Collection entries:
++++++++++
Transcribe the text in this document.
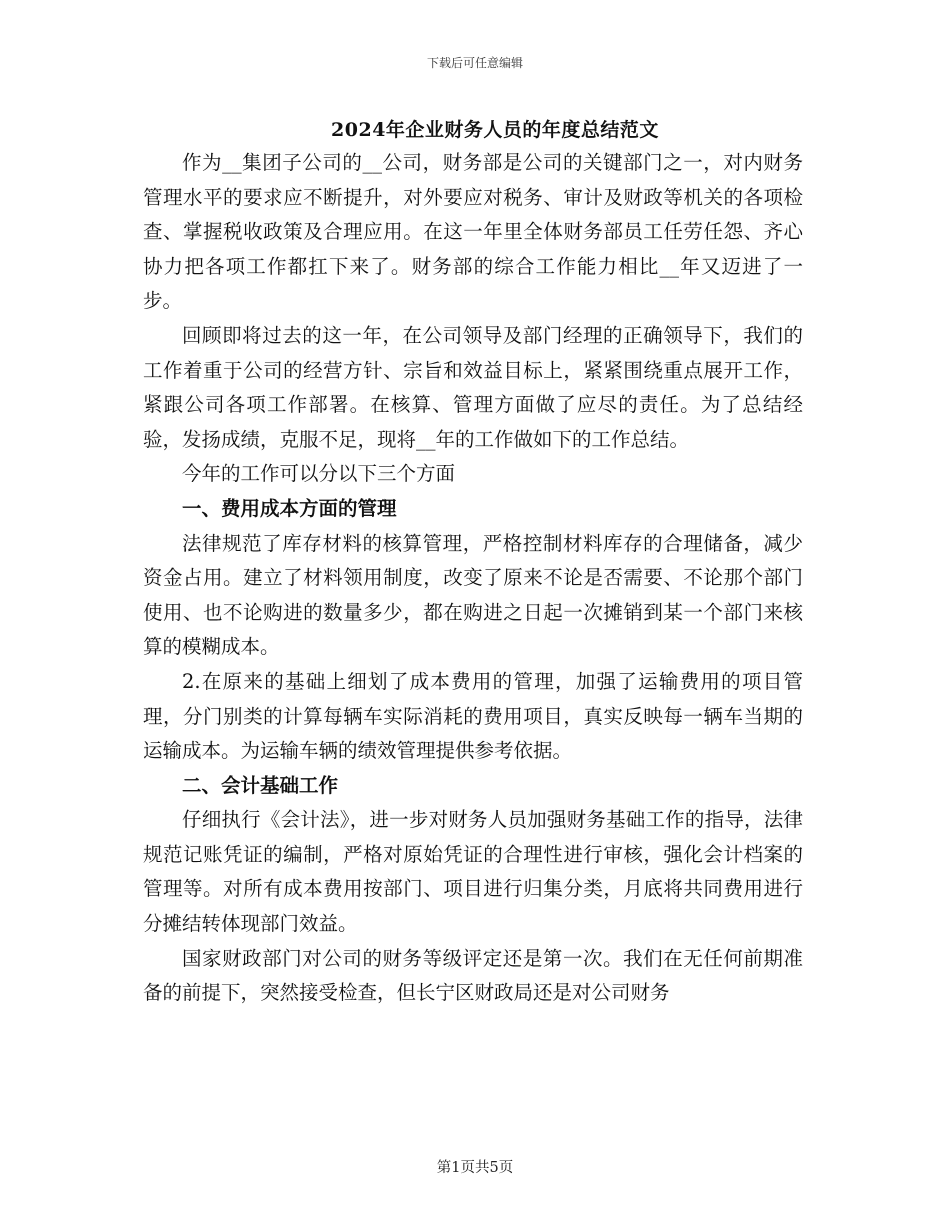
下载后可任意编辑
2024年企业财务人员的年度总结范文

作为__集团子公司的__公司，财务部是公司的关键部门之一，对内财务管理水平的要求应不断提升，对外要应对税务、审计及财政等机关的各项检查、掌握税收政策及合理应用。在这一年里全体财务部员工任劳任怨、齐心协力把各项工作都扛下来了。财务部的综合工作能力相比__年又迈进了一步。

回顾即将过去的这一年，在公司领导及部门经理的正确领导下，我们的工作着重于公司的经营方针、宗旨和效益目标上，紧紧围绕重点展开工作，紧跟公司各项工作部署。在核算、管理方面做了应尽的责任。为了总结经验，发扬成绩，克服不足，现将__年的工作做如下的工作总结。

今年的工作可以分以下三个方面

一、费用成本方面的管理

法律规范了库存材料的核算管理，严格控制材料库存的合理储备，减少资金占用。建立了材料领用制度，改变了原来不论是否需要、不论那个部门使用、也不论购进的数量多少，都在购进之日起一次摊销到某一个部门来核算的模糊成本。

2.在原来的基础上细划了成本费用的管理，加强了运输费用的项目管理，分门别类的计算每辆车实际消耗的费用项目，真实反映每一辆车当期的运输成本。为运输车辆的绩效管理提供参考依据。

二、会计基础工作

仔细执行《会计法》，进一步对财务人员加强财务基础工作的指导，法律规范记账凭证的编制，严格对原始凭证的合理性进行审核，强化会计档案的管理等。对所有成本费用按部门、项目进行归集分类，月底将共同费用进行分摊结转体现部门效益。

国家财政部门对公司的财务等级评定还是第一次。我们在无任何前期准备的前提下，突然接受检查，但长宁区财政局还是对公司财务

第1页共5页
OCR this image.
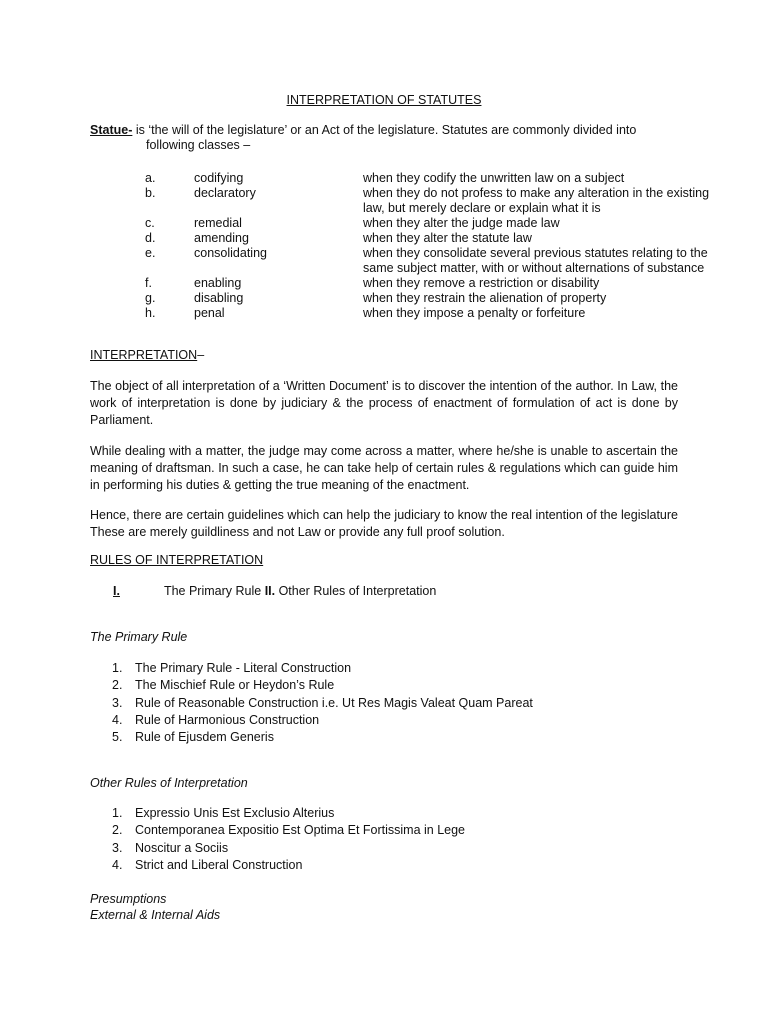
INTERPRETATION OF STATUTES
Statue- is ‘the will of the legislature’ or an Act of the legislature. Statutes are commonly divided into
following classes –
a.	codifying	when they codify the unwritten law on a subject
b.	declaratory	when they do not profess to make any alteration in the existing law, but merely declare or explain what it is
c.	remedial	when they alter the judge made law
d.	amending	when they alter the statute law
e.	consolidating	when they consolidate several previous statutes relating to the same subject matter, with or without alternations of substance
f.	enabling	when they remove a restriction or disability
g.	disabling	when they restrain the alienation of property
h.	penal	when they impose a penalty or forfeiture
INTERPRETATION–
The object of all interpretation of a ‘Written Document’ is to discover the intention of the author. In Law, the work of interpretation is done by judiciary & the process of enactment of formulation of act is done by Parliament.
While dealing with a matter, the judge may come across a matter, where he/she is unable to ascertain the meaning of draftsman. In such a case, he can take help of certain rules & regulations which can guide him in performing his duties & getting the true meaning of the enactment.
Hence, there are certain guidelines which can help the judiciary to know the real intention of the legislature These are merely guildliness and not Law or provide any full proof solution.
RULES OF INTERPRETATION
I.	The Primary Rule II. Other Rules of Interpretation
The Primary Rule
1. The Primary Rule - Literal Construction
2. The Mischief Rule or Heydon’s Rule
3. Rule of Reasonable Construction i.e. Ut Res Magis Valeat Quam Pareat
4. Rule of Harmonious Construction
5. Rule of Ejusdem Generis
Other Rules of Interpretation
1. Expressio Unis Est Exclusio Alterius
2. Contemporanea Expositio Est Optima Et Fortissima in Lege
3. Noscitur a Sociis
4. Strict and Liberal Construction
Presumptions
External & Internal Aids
++++++++++
* [Directions for this task]: Each line in the data that holds the string "judge" should be found and copied.

* [Solution to this problem]:
c.	remedial	when they alter the judge made law
While dealing with a matter, the judge may come across a matter, where he/she is unable to ascertain the meaning of draftsman. In such a case, he can take help of certain rules & regulations which can guide him in performing his duties & getting the true meaning of the enactment.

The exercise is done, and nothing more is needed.